**READING TEXT:**
-*-*-

The vertical velocity distribution in the atmosphere is asymmetric with stronger upward than downward motion. This asymmetry is important for the distribution of precipitation and its extremes and for an effective static stability that has been used to represent the effects of latent heating on extratropical eddies. Idealized GCM simulations show that the asymmetry increases as the climate warms, but current moist dynamical theories based around small-amplitude modes greatly overestimate the increase in asymmetry with warming found in the simulations. Here, we first analyze the changes in asymmetry with warming using numerical inversions of a moist quasigeostrophic omega equation applied to output from the idealized GCM. The inversions show that increases in the asymmetry with warming in the GCM simulations are primarily related to decreases in moist static stability on the left-hand side of the moist omega equation, whereas the dynamical forcing on the right-hand side of the omega equation is unskewed and contributes little to the asymmetry of the vertical velocity distribution. By contrast, increases in asymmetry with warming for small-amplitude modes are related to changes in both moist static stability and dynamical forcing leading to enhanced asymmetry in warm climates. We distill these insights into a toy model of the moist omega equation that is solved for a given moist static stability and wavenumber of the dynamical forcing. In comparison to modal theory, the toy model better reproduces the slow increase of the asymmetry with climate warming in the idealized GCM simulations and over the seasonal cycle from winter to summer in reanalysis.

-*-*-

**RECORDS PROVIDED:**
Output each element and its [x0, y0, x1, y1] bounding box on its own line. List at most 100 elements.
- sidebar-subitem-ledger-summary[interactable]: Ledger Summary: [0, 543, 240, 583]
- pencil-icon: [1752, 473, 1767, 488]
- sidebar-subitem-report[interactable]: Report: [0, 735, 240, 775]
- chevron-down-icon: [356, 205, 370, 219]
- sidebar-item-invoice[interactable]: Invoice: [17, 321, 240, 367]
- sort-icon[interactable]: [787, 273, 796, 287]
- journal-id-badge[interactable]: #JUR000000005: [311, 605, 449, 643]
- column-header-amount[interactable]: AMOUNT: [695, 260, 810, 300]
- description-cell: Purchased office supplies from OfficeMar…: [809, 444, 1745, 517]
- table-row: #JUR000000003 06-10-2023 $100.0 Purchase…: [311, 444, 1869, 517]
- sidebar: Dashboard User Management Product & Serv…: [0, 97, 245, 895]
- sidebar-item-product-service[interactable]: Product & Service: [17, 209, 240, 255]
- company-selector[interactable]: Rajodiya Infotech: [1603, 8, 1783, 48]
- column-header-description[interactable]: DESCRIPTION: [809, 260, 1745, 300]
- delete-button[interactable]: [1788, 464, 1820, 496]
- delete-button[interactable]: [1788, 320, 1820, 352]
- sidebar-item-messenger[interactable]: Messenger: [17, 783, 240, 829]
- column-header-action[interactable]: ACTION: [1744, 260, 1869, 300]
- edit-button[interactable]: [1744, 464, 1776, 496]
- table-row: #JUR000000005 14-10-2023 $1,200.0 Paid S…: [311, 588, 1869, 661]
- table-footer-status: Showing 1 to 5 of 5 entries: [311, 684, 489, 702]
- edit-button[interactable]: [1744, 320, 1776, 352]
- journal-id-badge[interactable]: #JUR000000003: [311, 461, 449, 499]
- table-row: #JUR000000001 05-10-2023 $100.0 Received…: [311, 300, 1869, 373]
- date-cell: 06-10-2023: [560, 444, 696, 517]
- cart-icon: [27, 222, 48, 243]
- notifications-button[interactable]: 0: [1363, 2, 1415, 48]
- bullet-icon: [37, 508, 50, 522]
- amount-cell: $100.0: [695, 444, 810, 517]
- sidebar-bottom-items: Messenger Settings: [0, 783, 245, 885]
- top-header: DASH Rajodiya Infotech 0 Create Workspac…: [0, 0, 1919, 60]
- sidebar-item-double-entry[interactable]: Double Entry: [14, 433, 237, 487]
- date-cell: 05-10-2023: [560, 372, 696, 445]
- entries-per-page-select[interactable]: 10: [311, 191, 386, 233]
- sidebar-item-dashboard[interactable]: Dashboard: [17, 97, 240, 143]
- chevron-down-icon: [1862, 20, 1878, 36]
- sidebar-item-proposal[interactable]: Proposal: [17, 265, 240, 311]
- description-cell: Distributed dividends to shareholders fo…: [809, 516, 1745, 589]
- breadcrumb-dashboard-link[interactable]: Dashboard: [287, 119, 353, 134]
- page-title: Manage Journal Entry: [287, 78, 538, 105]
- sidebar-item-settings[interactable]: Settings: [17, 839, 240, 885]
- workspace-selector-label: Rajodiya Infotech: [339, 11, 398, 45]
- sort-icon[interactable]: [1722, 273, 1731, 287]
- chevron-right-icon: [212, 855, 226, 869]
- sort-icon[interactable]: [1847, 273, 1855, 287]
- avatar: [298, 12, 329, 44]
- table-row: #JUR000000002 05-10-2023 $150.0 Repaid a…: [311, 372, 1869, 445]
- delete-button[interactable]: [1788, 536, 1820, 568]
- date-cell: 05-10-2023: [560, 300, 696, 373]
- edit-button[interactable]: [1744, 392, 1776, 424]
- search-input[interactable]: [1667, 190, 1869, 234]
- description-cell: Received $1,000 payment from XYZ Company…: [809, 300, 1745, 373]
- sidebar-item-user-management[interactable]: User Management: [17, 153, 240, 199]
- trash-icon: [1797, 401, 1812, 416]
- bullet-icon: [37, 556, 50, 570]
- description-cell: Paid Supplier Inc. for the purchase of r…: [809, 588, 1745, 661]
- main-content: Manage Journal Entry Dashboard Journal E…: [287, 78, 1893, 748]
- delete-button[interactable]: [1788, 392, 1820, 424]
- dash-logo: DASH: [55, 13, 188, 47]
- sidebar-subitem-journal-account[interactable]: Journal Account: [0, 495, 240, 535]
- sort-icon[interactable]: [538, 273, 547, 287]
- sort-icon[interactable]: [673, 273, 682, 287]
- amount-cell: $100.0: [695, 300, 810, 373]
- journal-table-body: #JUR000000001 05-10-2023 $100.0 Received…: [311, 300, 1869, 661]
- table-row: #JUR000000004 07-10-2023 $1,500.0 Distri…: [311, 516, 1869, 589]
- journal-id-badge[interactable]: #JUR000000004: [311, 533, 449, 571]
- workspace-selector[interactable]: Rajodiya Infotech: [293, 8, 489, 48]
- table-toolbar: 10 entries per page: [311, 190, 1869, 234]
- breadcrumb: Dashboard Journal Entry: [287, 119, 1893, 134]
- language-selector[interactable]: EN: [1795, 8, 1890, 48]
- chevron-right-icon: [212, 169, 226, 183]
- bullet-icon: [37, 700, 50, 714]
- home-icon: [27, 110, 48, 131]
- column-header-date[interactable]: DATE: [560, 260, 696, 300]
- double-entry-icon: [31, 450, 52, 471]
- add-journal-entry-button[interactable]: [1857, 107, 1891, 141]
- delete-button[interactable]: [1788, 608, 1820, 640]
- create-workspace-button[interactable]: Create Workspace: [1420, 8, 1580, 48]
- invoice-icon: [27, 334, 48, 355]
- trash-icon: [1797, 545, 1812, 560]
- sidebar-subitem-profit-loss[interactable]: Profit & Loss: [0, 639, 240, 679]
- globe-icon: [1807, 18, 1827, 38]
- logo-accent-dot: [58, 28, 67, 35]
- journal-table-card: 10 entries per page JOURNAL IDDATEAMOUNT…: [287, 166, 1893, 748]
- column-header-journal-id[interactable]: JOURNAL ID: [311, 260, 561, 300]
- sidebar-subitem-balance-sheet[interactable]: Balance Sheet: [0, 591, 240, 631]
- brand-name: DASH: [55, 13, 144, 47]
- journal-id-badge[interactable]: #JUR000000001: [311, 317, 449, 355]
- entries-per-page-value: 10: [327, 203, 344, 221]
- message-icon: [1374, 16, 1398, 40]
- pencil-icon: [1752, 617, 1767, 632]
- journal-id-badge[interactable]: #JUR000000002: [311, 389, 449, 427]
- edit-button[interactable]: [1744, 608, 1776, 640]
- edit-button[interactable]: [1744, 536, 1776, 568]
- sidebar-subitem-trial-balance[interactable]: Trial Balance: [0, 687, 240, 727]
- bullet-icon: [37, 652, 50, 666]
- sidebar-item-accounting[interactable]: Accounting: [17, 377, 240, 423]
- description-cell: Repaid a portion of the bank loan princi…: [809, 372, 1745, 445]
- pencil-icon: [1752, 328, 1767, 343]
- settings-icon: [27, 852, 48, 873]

-*-*-

**REQUEST A:** Translate this sentence from the abstract on vertical velocity asymmetry into Spanish: "The vertical velocity distribution in the atmosphere is asymmetric with stronger upward than downward motion."
**REQUEST B:** Pick up the abstract on vertical velocity asymmetry after its last sentence and continue it with a few more sentences.

**REPLY A:** La distribución de la velocidad vertical en la atmósfera es asimétrica, con movimientos ascendentes más fuertes que los descendentes.

**REPLY B:**
Significance Statement

Upward velocities are stronger than downward velocities in the atmosphere, and this asymmetry is important for the distribution of precipitation because precipitation is linked to upward motion. An important and open question is what sets this asymmetry and how much it increases as the climate warms. Past work has shown that current theories greatly overestimate the increase in asymmetry with warming in idealized simulations. In this work, we develop a more complete theory and show that it is able to better reproduce the slow increase of the asymmetry with warming that is found over the seasonal cycle from winter to summer and in idealized simulations of warming climates.